* start *
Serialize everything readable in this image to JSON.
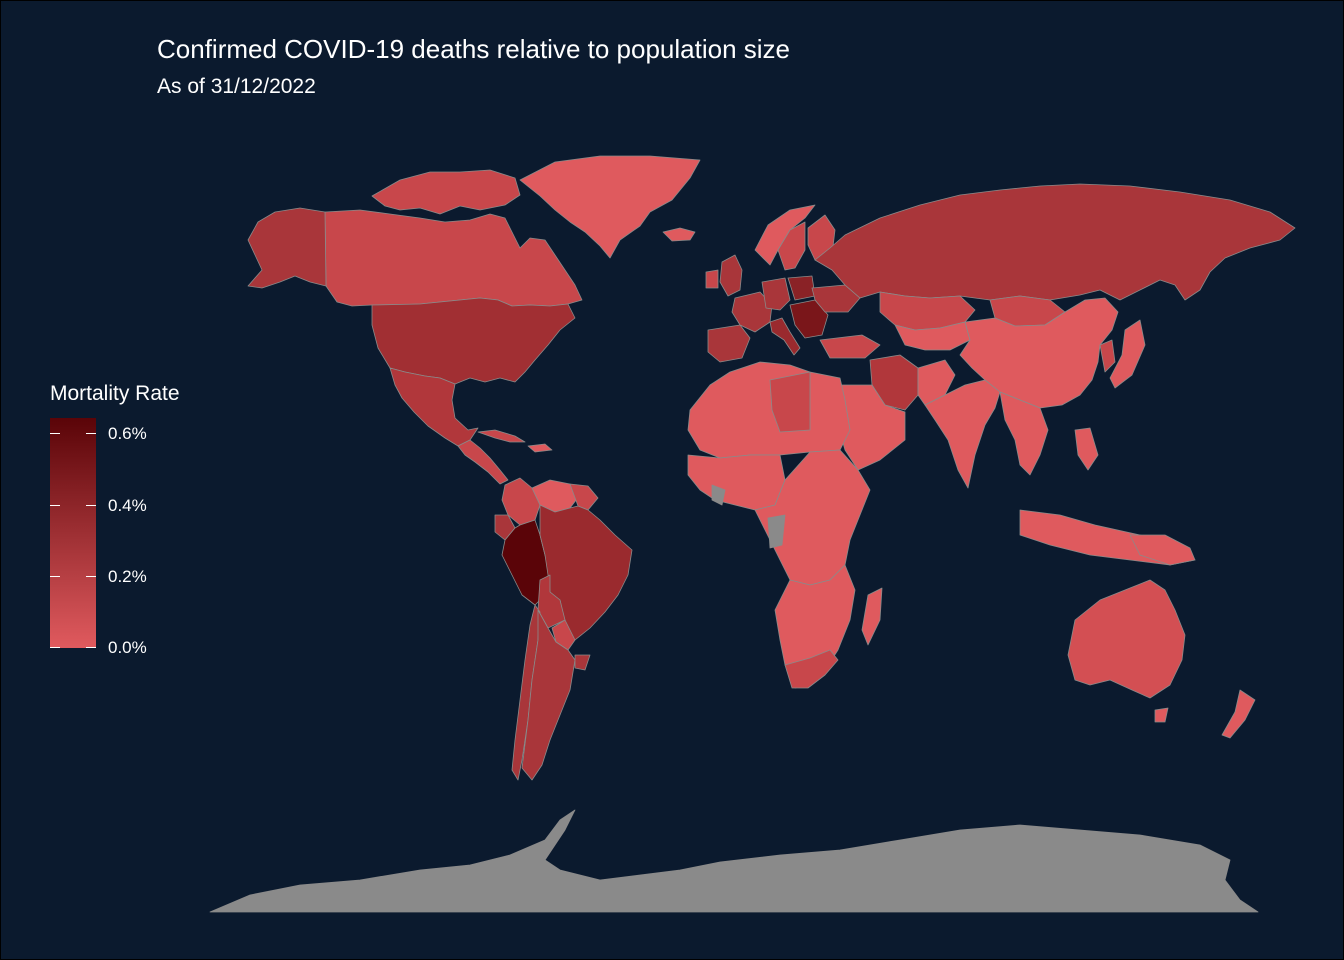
{
  "title": "Confirmed COVID-19 deaths relative to population size",
  "subtitle": "As of 31/12/2022",
  "legend": {
    "title": "Mortality Rate",
    "labels": [
      "0.6%",
      "0.4%",
      "0.2%",
      "0.0%"
    ],
    "range": [
      0.0,
      0.66
    ],
    "color_low": "#e05a5e",
    "color_high": "#5a0408"
  },
  "colors": {
    "background": "#0b1a2e",
    "no_data": "#8a8a8a",
    "border": "#8a8a8a"
  }
}
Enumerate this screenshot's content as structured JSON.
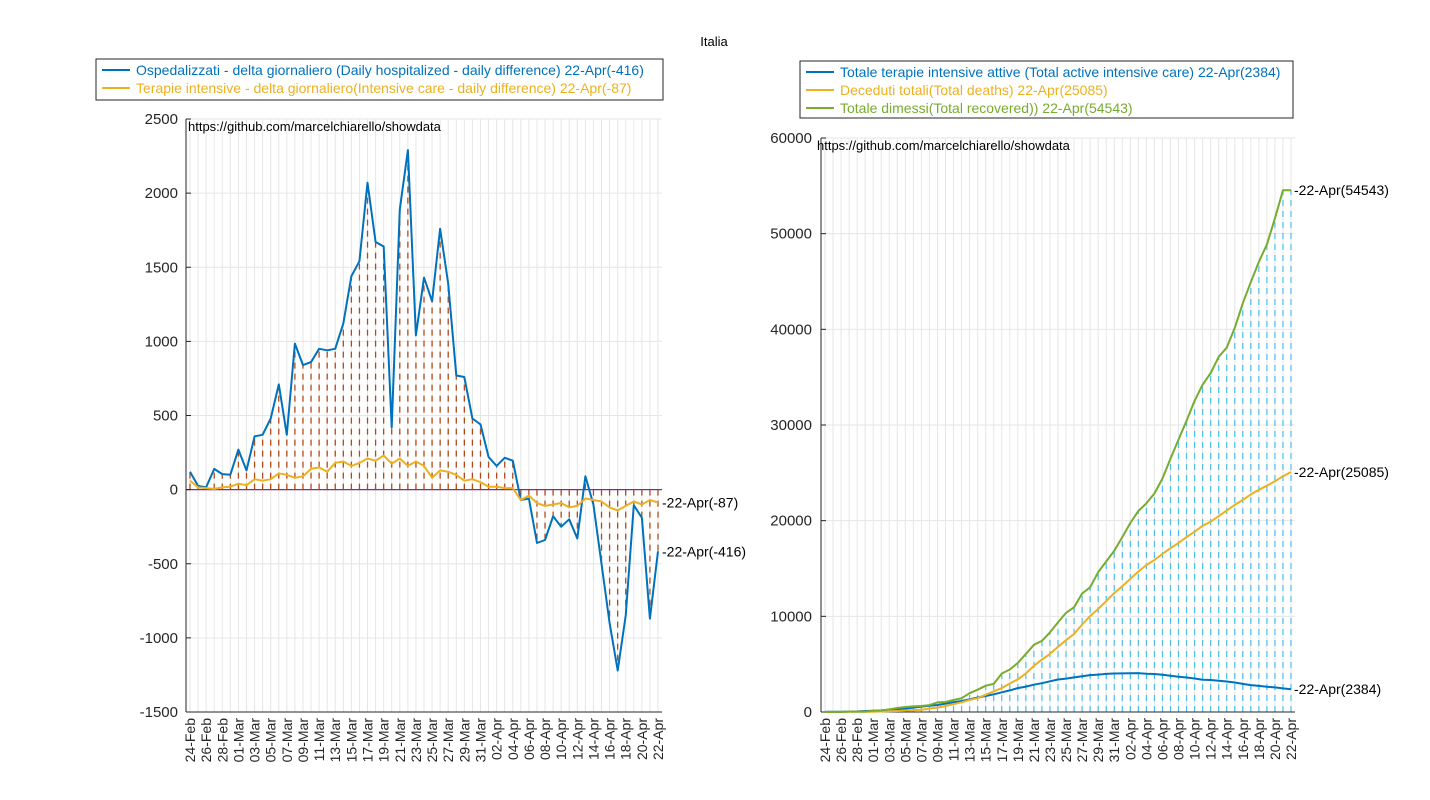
{
  "figure_title": "Italia",
  "watermark": "https://github.com/marcelchiarello/showdata",
  "colors": {
    "blue": "#0072bd",
    "orange": "#edb120",
    "green": "#77ac30",
    "stem_left": "#b34a1a",
    "stem_right": "#4dbeee",
    "zero_line": "#7e2f8e"
  },
  "chart_data": [
    {
      "type": "line",
      "x_tick_labels": [
        "24-Feb",
        "26-Feb",
        "28-Feb",
        "01-Mar",
        "03-Mar",
        "05-Mar",
        "07-Mar",
        "09-Mar",
        "11-Mar",
        "13-Mar",
        "15-Mar",
        "17-Mar",
        "19-Mar",
        "21-Mar",
        "23-Mar",
        "25-Mar",
        "27-Mar",
        "29-Mar",
        "31-Mar",
        "02-Apr",
        "04-Apr",
        "06-Apr",
        "08-Apr",
        "10-Apr",
        "12-Apr",
        "14-Apr",
        "16-Apr",
        "18-Apr",
        "20-Apr",
        "22-Apr"
      ],
      "ylim": [
        -1500,
        2500
      ],
      "yticks": [
        -1500,
        -1000,
        -500,
        0,
        500,
        1000,
        1500,
        2000,
        2500
      ],
      "grid": true,
      "legend_position": "top",
      "series": [
        {
          "name": "Ospedalizzati - delta giornaliero (Daily hospitalized - daily difference) 22-Apr(-416)",
          "end_label": "22-Apr(-416)",
          "color": "#0072bd",
          "values": [
            120,
            25,
            15,
            140,
            105,
            100,
            270,
            130,
            360,
            370,
            480,
            710,
            370,
            985,
            840,
            860,
            950,
            940,
            950,
            1120,
            1440,
            1540,
            2070,
            1670,
            1640,
            420,
            1890,
            2290,
            1040,
            1430,
            1270,
            1760,
            1390,
            770,
            760,
            480,
            440,
            220,
            160,
            215,
            195,
            -70,
            -60,
            -360,
            -340,
            -180,
            -250,
            -200,
            -330,
            90,
            -100,
            -500,
            -900,
            -1220,
            -850,
            -105,
            -190,
            -870,
            -416
          ]
        },
        {
          "name": "Terapie intensive - delta giornaliero(Intensive care - daily difference) 22-Apr(-87)",
          "end_label": "22-Apr(-87)",
          "color": "#edb120",
          "values": [
            60,
            15,
            10,
            5,
            15,
            20,
            40,
            30,
            70,
            60,
            70,
            110,
            100,
            80,
            90,
            140,
            150,
            120,
            180,
            190,
            160,
            180,
            210,
            195,
            230,
            175,
            210,
            160,
            190,
            160,
            80,
            130,
            120,
            100,
            60,
            70,
            50,
            20,
            20,
            10,
            10,
            -70,
            -40,
            -90,
            -110,
            -100,
            -90,
            -120,
            -110,
            -60,
            -70,
            -80,
            -120,
            -140,
            -110,
            -80,
            -100,
            -70,
            -87
          ]
        }
      ]
    },
    {
      "type": "line",
      "x_tick_labels": [
        "24-Feb",
        "26-Feb",
        "28-Feb",
        "01-Mar",
        "03-Mar",
        "05-Mar",
        "07-Mar",
        "09-Mar",
        "11-Mar",
        "13-Mar",
        "15-Mar",
        "17-Mar",
        "19-Mar",
        "21-Mar",
        "23-Mar",
        "25-Mar",
        "27-Mar",
        "29-Mar",
        "31-Mar",
        "02-Apr",
        "04-Apr",
        "06-Apr",
        "08-Apr",
        "10-Apr",
        "12-Apr",
        "14-Apr",
        "16-Apr",
        "18-Apr",
        "20-Apr",
        "22-Apr"
      ],
      "ylim": [
        0,
        60000
      ],
      "yticks": [
        0,
        10000,
        20000,
        30000,
        40000,
        50000,
        60000
      ],
      "grid": true,
      "legend_position": "top",
      "series": [
        {
          "name": "Totale terapie intensive attive (Total active intensive care) 22-Apr(2384)",
          "end_label": "22-Apr(2384)",
          "color": "#0072bd",
          "values": [
            26,
            35,
            36,
            56,
            64,
            105,
            140,
            166,
            229,
            295,
            351,
            462,
            567,
            650,
            733,
            877,
            1028,
            1153,
            1328,
            1518,
            1672,
            1851,
            2060,
            2257,
            2498,
            2655,
            2857,
            3009,
            3204,
            3396,
            3489,
            3612,
            3732,
            3856,
            3906,
            3981,
            4023,
            4035,
            4053,
            4068,
            3994,
            3977,
            3898,
            3792,
            3693,
            3605,
            3497,
            3381,
            3343,
            3260,
            3186,
            3079,
            2936,
            2812,
            2733,
            2635,
            2573,
            2471,
            2384
          ]
        },
        {
          "name": "Deceduti totali(Total deaths) 22-Apr(25085)",
          "end_label": "22-Apr(25085)",
          "color": "#edb120",
          "values": [
            7,
            10,
            12,
            17,
            21,
            29,
            34,
            52,
            79,
            107,
            148,
            197,
            233,
            366,
            463,
            631,
            827,
            1016,
            1266,
            1441,
            1809,
            2158,
            2503,
            2978,
            3405,
            4032,
            4825,
            5476,
            6077,
            6820,
            7503,
            8165,
            9134,
            10023,
            10779,
            11591,
            12428,
            13155,
            13915,
            14681,
            15362,
            15887,
            16523,
            17127,
            17669,
            18279,
            18849,
            19468,
            19899,
            20465,
            21067,
            21645,
            22170,
            22745,
            23227,
            23660,
            24114,
            24648,
            25085
          ]
        },
        {
          "name": "Totale dimessi(Total recovered)) 22-Apr(54543)",
          "end_label": "22-Apr(54543)",
          "color": "#77ac30",
          "values": [
            1,
            1,
            3,
            45,
            46,
            46,
            149,
            160,
            276,
            414,
            523,
            589,
            622,
            724,
            1004,
            1045,
            1258,
            1439,
            1966,
            2335,
            2749,
            2941,
            4025,
            4440,
            5129,
            6072,
            7024,
            7432,
            8326,
            9362,
            10361,
            10950,
            12384,
            13030,
            14620,
            15729,
            16847,
            18278,
            19758,
            20996,
            21815,
            22837,
            24392,
            26491,
            28470,
            30455,
            32534,
            34211,
            35435,
            37130,
            38092,
            40164,
            42727,
            44927,
            47055,
            48877,
            51600,
            54543,
            54543
          ]
        }
      ]
    }
  ]
}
* end *
WHAT TO WORK ON – How many lines in the records above contain the word "care"? Give only the number.

THE RESULT – 2